Aim of the task: Return every record exactly as written.

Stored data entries
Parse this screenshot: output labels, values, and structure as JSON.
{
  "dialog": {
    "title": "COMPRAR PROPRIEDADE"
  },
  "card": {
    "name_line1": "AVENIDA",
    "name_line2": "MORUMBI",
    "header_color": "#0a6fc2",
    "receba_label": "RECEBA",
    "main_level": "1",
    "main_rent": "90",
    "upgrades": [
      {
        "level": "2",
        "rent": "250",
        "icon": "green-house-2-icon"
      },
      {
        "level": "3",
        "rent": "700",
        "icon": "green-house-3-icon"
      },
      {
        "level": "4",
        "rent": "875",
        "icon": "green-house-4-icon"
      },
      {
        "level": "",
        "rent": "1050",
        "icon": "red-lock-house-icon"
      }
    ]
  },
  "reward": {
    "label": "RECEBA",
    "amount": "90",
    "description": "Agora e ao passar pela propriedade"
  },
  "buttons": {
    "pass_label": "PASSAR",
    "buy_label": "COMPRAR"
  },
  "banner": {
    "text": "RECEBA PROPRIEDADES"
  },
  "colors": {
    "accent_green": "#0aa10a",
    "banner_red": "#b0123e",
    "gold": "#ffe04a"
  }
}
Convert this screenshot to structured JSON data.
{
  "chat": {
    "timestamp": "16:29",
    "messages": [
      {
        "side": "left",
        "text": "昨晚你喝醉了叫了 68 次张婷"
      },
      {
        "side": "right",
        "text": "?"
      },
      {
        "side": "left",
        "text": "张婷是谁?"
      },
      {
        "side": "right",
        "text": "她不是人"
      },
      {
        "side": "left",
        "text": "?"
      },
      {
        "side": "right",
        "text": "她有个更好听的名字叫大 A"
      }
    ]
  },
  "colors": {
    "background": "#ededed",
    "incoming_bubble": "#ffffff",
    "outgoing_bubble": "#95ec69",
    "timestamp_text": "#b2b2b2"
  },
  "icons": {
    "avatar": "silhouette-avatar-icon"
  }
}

Exercise response:
Parse this screenshot: output labels, values, and structure as JSON.
{
  "dialog": {
    "title": "COMPRAR PROPRIEDADE"
  },
  "card": {
    "name_line1": "AVENIDA",
    "name_line2": "MORUMBI",
    "header_color": "#0a6fc2",
    "receba_label": "RECEBA",
    "main_level": "1",
    "main_rent": "90",
    "upgrades": [
      {
        "level": "2",
        "rent": "250",
        "icon": "green-house-2-icon"
      },
      {
        "level": "3",
        "rent": "700",
        "icon": "green-house-3-icon"
      },
      {
        "level": "4",
        "rent": "875",
        "icon": "green-house-4-icon"
      },
      {
        "level": "",
        "rent": "1050",
        "icon": "red-lock-house-icon"
      }
    ]
  },
  "reward": {
    "label": "RECEBA",
    "amount": "90",
    "description": "Agora e ao passar pela propriedade"
  },
  "buttons": {
    "pass_label": "PASSAR",
    "buy_label": "COMPRAR"
  },
  "banner": {
    "text": "RECEBA PROPRIEDADES"
  },
  "colors": {
    "accent_green": "#0aa10a",
    "banner_red": "#b0123e",
    "gold": "#ffe04a"
  }
}
Convert this screenshot to structured JSON data.
{
  "chat": {
    "timestamp": "16:29",
    "messages": [
      {
        "side": "left",
        "text": "昨晚你喝醉了叫了 68 次张婷"
      },
      {
        "side": "right",
        "text": "?"
      },
      {
        "side": "left",
        "text": "张婷是谁?"
      },
      {
        "side": "right",
        "text": "她不是人"
      },
      {
        "side": "left",
        "text": "?"
      },
      {
        "side": "right",
        "text": "她有个更好听的名字叫大 A"
      }
    ]
  },
  "colors": {
    "background": "#ededed",
    "incoming_bubble": "#ffffff",
    "outgoing_bubble": "#95ec69",
    "timestamp_text": "#b2b2b2"
  },
  "icons": {
    "avatar": "silhouette-avatar-icon"
  }
}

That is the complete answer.